> [Supplied entries]
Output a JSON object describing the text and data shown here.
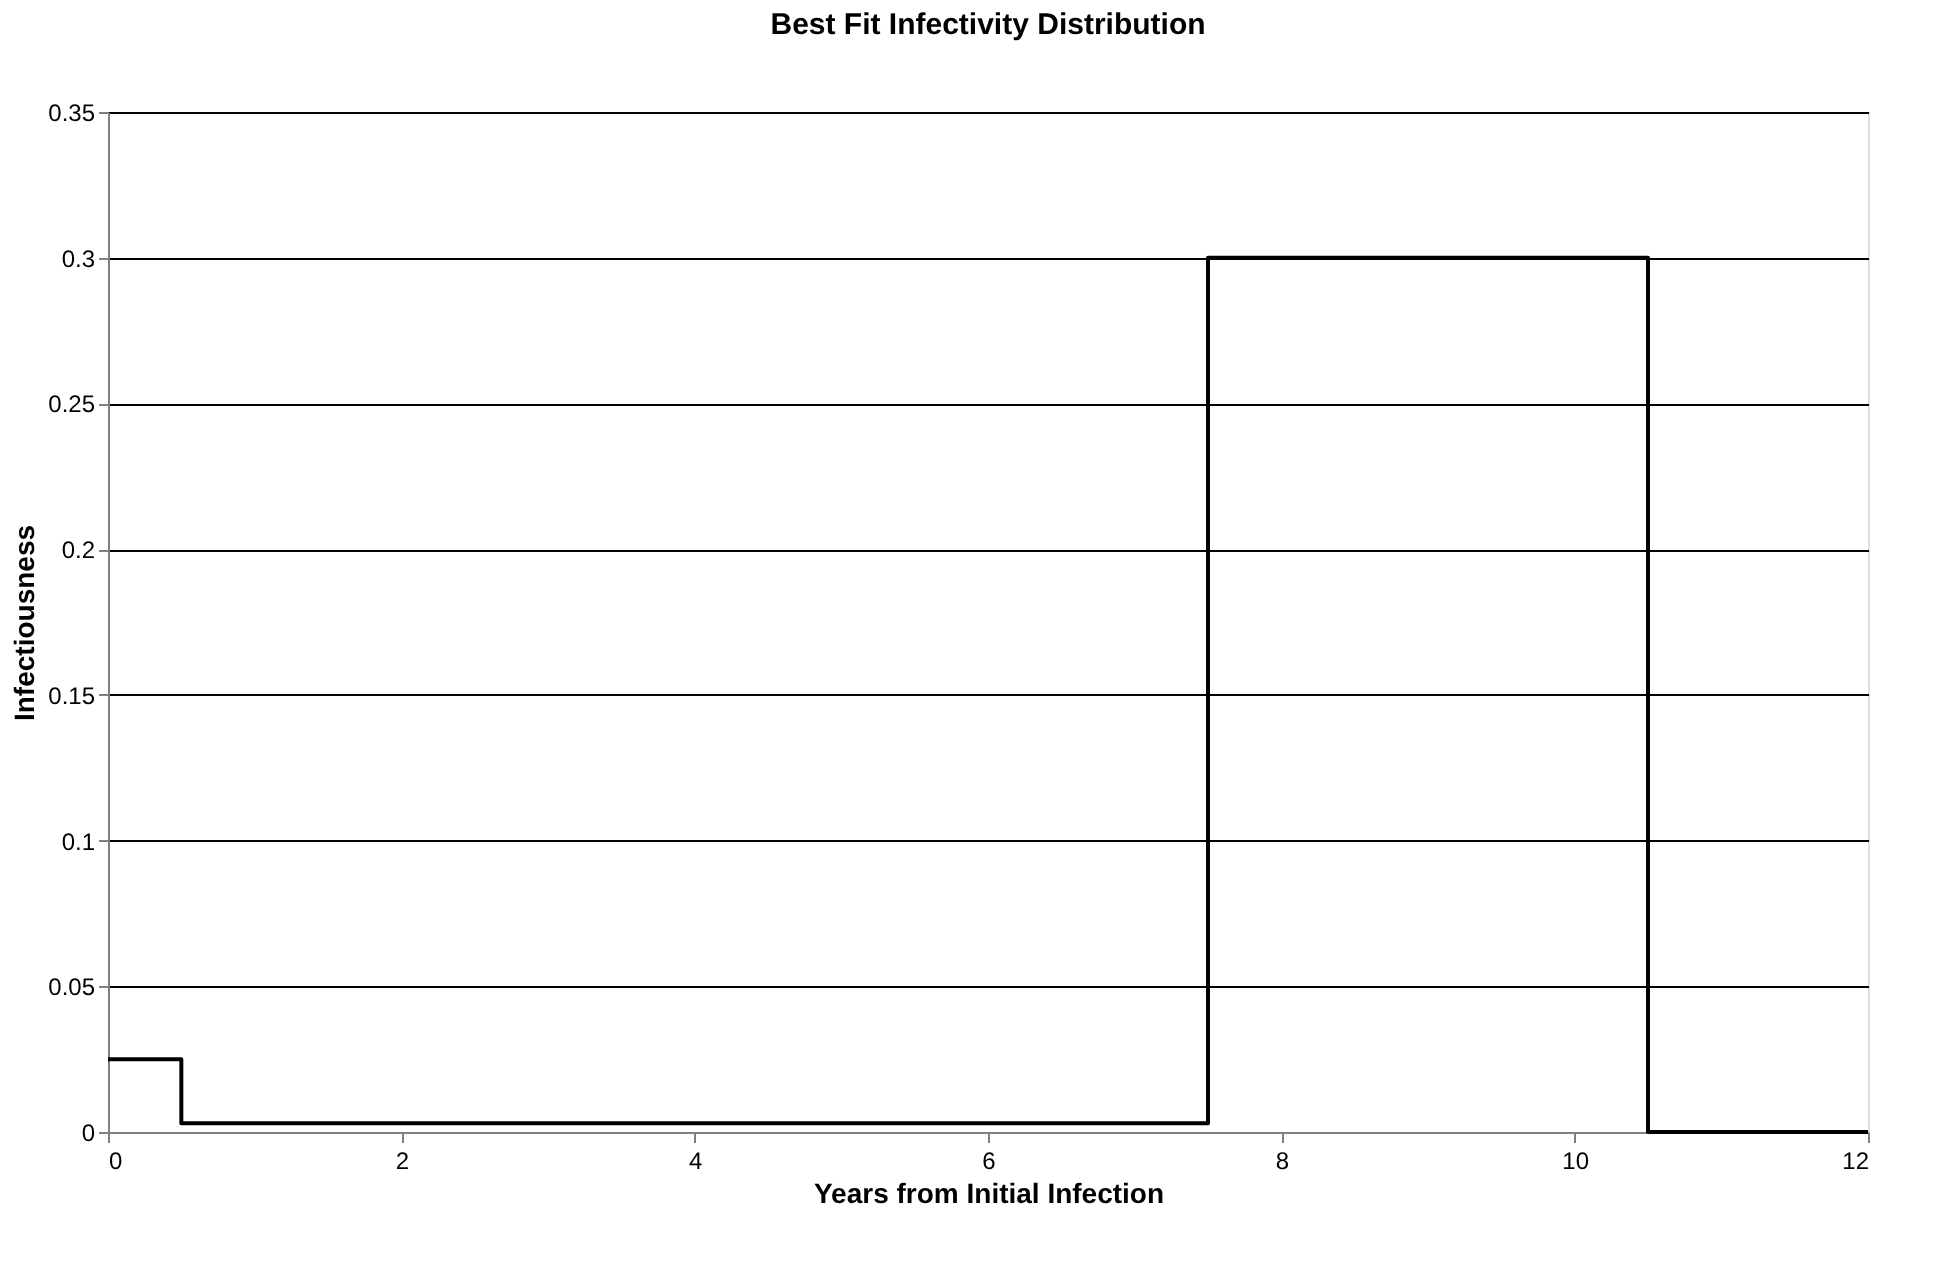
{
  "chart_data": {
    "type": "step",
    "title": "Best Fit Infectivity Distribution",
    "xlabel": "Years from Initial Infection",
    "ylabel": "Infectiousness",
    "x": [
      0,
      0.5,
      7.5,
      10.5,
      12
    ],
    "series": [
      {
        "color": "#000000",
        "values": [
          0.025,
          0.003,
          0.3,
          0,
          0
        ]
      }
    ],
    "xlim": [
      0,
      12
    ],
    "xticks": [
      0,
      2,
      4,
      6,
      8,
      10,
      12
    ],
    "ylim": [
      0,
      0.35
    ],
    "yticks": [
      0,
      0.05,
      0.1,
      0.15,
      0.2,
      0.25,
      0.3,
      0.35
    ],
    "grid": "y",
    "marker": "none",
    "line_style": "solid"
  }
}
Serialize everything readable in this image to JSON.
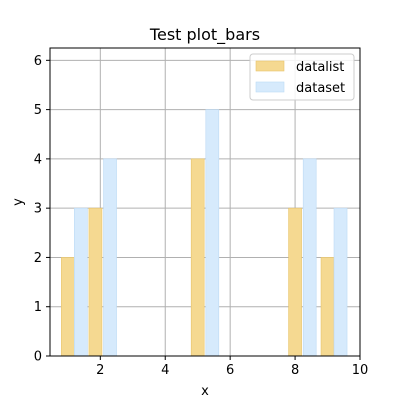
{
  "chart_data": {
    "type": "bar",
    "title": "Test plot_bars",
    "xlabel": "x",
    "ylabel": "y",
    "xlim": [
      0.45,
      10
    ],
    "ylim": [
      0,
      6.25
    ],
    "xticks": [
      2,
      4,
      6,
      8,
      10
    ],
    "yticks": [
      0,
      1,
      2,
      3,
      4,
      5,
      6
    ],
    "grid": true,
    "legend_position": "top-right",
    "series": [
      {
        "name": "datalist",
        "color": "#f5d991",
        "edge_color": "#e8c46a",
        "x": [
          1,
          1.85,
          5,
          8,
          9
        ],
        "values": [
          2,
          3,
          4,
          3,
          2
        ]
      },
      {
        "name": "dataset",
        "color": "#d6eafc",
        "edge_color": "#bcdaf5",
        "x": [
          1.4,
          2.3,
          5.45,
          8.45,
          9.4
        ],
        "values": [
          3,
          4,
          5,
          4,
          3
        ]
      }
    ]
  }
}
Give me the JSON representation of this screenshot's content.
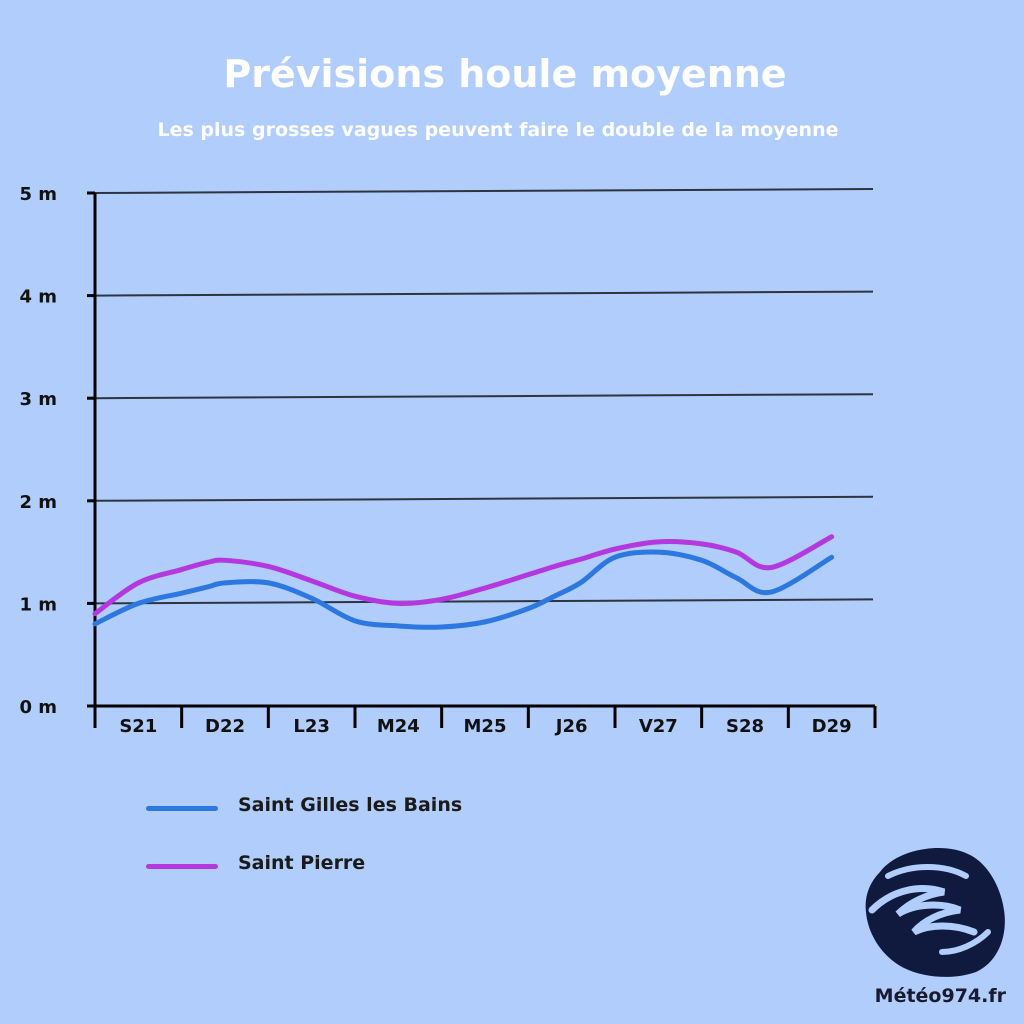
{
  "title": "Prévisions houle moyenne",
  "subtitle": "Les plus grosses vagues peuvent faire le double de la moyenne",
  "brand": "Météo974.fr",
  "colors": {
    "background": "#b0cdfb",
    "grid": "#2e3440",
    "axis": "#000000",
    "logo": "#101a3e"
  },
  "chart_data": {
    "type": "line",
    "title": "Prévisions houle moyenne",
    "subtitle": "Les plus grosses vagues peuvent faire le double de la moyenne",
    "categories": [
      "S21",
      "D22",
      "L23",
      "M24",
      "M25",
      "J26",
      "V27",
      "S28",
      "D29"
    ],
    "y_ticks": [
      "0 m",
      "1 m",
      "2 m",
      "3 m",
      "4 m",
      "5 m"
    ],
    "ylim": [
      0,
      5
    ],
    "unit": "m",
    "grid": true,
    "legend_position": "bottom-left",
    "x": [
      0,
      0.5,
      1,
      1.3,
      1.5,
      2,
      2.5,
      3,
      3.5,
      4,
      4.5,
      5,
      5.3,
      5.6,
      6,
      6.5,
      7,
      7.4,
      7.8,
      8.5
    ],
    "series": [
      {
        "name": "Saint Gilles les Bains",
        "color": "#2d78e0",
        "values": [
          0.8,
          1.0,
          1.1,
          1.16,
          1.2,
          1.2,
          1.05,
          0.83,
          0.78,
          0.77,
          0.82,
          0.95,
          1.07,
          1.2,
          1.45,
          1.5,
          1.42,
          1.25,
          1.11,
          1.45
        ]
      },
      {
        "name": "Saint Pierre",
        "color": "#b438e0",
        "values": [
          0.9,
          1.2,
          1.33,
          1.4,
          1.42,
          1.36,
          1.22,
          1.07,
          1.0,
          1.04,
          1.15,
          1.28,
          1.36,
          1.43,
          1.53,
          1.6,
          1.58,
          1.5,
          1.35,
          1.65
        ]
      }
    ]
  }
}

> [Aim] Leaving all pictures aside, quote each record exactly.

> [Reply]
Output a JSON object describing the text and data shown here.
{
  "chart_data": {
    "type": "step",
    "title": "Best Fit Infectivity Distribution",
    "xlabel": "Years from Initial Infection",
    "ylabel": "Infectiousness",
    "x": [
      0,
      0.5,
      7.5,
      10.5,
      12
    ],
    "series": [
      {
        "color": "#000000",
        "values": [
          0.025,
          0.003,
          0.3,
          0,
          0
        ]
      }
    ],
    "xlim": [
      0,
      12
    ],
    "xticks": [
      0,
      2,
      4,
      6,
      8,
      10,
      12
    ],
    "ylim": [
      0,
      0.35
    ],
    "yticks": [
      0,
      0.05,
      0.1,
      0.15,
      0.2,
      0.25,
      0.3,
      0.35
    ],
    "grid": "y",
    "marker": "none",
    "line_style": "solid"
  }
}
Serialize everything readable in this image to JSON.
{
  "chart_data": {
    "type": "bar",
    "title": "Test plot_bars",
    "xlabel": "x",
    "ylabel": "y",
    "xlim": [
      0.45,
      10
    ],
    "ylim": [
      0,
      6.25
    ],
    "xticks": [
      2,
      4,
      6,
      8,
      10
    ],
    "yticks": [
      0,
      1,
      2,
      3,
      4,
      5,
      6
    ],
    "grid": true,
    "legend_position": "top-right",
    "series": [
      {
        "name": "datalist",
        "color": "#f5d991",
        "edge_color": "#e8c46a",
        "x": [
          1,
          1.85,
          5,
          8,
          9
        ],
        "values": [
          2,
          3,
          4,
          3,
          2
        ]
      },
      {
        "name": "dataset",
        "color": "#d6eafc",
        "edge_color": "#bcdaf5",
        "x": [
          1.4,
          2.3,
          5.45,
          8.45,
          9.4
        ],
        "values": [
          3,
          4,
          5,
          4,
          3
        ]
      }
    ]
  }
}
Give me the JSON representation of this screenshot's content.
{
  "title": "Prévisions houle moyenne",
  "subtitle": "Les plus grosses vagues peuvent faire le double de la moyenne",
  "brand": "Météo974.fr",
  "colors": {
    "background": "#b0cdfb",
    "grid": "#2e3440",
    "axis": "#000000",
    "logo": "#101a3e"
  },
  "chart_data": {
    "type": "line",
    "title": "Prévisions houle moyenne",
    "subtitle": "Les plus grosses vagues peuvent faire le double de la moyenne",
    "categories": [
      "S21",
      "D22",
      "L23",
      "M24",
      "M25",
      "J26",
      "V27",
      "S28",
      "D29"
    ],
    "y_ticks": [
      "0 m",
      "1 m",
      "2 m",
      "3 m",
      "4 m",
      "5 m"
    ],
    "ylim": [
      0,
      5
    ],
    "unit": "m",
    "grid": true,
    "legend_position": "bottom-left",
    "x": [
      0,
      0.5,
      1,
      1.3,
      1.5,
      2,
      2.5,
      3,
      3.5,
      4,
      4.5,
      5,
      5.3,
      5.6,
      6,
      6.5,
      7,
      7.4,
      7.8,
      8.5
    ],
    "series": [
      {
        "name": "Saint Gilles les Bains",
        "color": "#2d78e0",
        "values": [
          0.8,
          1.0,
          1.1,
          1.16,
          1.2,
          1.2,
          1.05,
          0.83,
          0.78,
          0.77,
          0.82,
          0.95,
          1.07,
          1.2,
          1.45,
          1.5,
          1.42,
          1.25,
          1.11,
          1.45
        ]
      },
      {
        "name": "Saint Pierre",
        "color": "#b438e0",
        "values": [
          0.9,
          1.2,
          1.33,
          1.4,
          1.42,
          1.36,
          1.22,
          1.07,
          1.0,
          1.04,
          1.15,
          1.28,
          1.36,
          1.43,
          1.53,
          1.6,
          1.58,
          1.5,
          1.35,
          1.65
        ]
      }
    ]
  }
}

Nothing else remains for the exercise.